For every line in the data below that contains "Video", copy the line.

- **Collected data**
━━━━━━━━━━━━━━━━━━━━━━━━━━━━━━

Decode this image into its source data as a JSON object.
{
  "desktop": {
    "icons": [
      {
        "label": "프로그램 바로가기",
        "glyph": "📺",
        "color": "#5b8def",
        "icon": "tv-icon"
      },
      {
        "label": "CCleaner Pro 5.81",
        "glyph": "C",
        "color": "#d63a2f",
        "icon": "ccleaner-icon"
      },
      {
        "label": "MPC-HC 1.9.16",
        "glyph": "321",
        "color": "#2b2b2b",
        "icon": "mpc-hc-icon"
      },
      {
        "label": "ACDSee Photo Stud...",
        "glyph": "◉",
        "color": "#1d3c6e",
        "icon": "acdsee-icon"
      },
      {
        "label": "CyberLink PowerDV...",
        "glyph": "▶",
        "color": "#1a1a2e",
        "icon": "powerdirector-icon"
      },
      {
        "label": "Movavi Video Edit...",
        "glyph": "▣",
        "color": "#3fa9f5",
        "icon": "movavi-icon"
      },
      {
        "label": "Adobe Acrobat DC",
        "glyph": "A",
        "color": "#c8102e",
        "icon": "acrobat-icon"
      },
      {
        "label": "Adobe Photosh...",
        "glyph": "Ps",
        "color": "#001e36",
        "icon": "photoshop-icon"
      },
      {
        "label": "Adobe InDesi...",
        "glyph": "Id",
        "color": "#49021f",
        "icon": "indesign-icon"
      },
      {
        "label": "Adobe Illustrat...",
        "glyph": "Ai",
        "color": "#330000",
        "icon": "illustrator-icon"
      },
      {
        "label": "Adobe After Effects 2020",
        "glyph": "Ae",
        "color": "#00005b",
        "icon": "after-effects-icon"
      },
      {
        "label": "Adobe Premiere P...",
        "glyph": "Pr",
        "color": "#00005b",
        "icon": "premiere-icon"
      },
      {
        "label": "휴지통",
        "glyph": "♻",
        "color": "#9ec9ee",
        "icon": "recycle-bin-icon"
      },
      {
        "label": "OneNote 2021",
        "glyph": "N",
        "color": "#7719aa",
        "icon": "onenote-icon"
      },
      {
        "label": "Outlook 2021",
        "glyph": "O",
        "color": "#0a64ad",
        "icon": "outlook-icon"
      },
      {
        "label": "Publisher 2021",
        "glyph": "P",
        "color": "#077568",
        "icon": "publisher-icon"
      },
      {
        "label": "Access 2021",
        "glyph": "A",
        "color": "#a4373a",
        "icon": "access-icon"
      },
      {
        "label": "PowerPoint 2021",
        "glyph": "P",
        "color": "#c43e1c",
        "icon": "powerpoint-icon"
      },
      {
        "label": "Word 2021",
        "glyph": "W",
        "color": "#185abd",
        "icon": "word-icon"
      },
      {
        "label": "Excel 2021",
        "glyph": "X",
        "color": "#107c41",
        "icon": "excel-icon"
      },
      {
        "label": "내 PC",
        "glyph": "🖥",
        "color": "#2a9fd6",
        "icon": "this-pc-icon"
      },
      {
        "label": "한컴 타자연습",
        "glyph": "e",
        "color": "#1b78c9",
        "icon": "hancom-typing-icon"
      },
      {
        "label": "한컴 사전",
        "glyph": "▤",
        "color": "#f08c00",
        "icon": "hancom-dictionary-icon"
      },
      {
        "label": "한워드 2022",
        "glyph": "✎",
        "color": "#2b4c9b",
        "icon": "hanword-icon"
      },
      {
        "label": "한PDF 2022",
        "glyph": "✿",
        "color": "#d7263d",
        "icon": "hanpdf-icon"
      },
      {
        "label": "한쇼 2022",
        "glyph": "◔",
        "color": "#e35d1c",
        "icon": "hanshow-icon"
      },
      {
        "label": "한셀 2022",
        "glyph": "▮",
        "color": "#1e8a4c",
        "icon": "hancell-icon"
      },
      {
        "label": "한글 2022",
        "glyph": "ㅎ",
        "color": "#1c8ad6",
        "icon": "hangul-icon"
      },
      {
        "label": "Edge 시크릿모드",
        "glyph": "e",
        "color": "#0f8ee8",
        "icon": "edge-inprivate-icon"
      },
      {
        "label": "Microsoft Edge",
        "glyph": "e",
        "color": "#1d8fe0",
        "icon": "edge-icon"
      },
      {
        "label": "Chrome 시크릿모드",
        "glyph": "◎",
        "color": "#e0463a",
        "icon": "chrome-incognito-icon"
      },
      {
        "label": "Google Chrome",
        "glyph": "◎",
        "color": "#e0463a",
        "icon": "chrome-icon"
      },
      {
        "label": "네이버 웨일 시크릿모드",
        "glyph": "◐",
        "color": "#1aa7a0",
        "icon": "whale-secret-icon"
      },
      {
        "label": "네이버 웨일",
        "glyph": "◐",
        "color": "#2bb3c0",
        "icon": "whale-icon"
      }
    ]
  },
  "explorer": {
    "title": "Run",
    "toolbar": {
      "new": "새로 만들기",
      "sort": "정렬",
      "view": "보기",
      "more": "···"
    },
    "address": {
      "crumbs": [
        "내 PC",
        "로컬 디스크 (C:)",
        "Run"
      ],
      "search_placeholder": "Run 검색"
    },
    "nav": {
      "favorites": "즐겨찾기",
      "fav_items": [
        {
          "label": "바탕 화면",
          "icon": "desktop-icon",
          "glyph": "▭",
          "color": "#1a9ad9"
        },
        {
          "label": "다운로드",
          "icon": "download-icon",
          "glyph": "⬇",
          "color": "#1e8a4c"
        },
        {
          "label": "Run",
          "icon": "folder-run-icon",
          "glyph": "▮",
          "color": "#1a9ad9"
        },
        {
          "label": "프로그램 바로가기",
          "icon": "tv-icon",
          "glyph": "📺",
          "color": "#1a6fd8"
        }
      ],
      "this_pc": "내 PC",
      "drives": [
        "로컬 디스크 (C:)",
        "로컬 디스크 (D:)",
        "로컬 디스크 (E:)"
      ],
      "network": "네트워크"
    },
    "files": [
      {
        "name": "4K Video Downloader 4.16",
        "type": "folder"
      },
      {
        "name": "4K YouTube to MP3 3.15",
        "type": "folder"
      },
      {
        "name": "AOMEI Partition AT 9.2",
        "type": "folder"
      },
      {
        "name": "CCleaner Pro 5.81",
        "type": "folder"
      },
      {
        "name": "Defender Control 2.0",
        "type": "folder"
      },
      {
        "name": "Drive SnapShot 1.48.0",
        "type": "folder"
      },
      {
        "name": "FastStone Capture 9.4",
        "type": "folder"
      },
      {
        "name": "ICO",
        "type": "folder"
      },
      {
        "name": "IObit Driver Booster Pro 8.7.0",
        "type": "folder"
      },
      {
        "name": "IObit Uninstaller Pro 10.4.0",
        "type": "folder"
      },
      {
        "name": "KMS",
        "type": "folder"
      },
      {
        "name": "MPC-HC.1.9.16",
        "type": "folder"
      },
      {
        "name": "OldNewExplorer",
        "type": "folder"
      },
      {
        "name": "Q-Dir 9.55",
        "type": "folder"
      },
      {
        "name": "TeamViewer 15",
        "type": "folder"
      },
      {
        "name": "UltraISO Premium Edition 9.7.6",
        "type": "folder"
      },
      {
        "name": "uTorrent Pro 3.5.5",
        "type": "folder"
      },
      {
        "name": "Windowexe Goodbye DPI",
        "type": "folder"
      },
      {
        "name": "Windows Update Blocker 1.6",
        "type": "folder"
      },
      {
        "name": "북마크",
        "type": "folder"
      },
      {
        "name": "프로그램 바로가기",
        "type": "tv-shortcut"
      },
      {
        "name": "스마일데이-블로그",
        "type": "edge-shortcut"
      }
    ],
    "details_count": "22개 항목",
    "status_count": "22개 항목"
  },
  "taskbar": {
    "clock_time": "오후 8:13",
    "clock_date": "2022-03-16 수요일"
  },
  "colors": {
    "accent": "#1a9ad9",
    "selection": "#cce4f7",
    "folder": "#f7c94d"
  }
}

━━━━━━━━━━━━━━━━━━━━━━━━━━━━━━

- **Solution to this task**
        "label": "Movavi Video Edit...",
        "name": "4K Video Downloader 4.16",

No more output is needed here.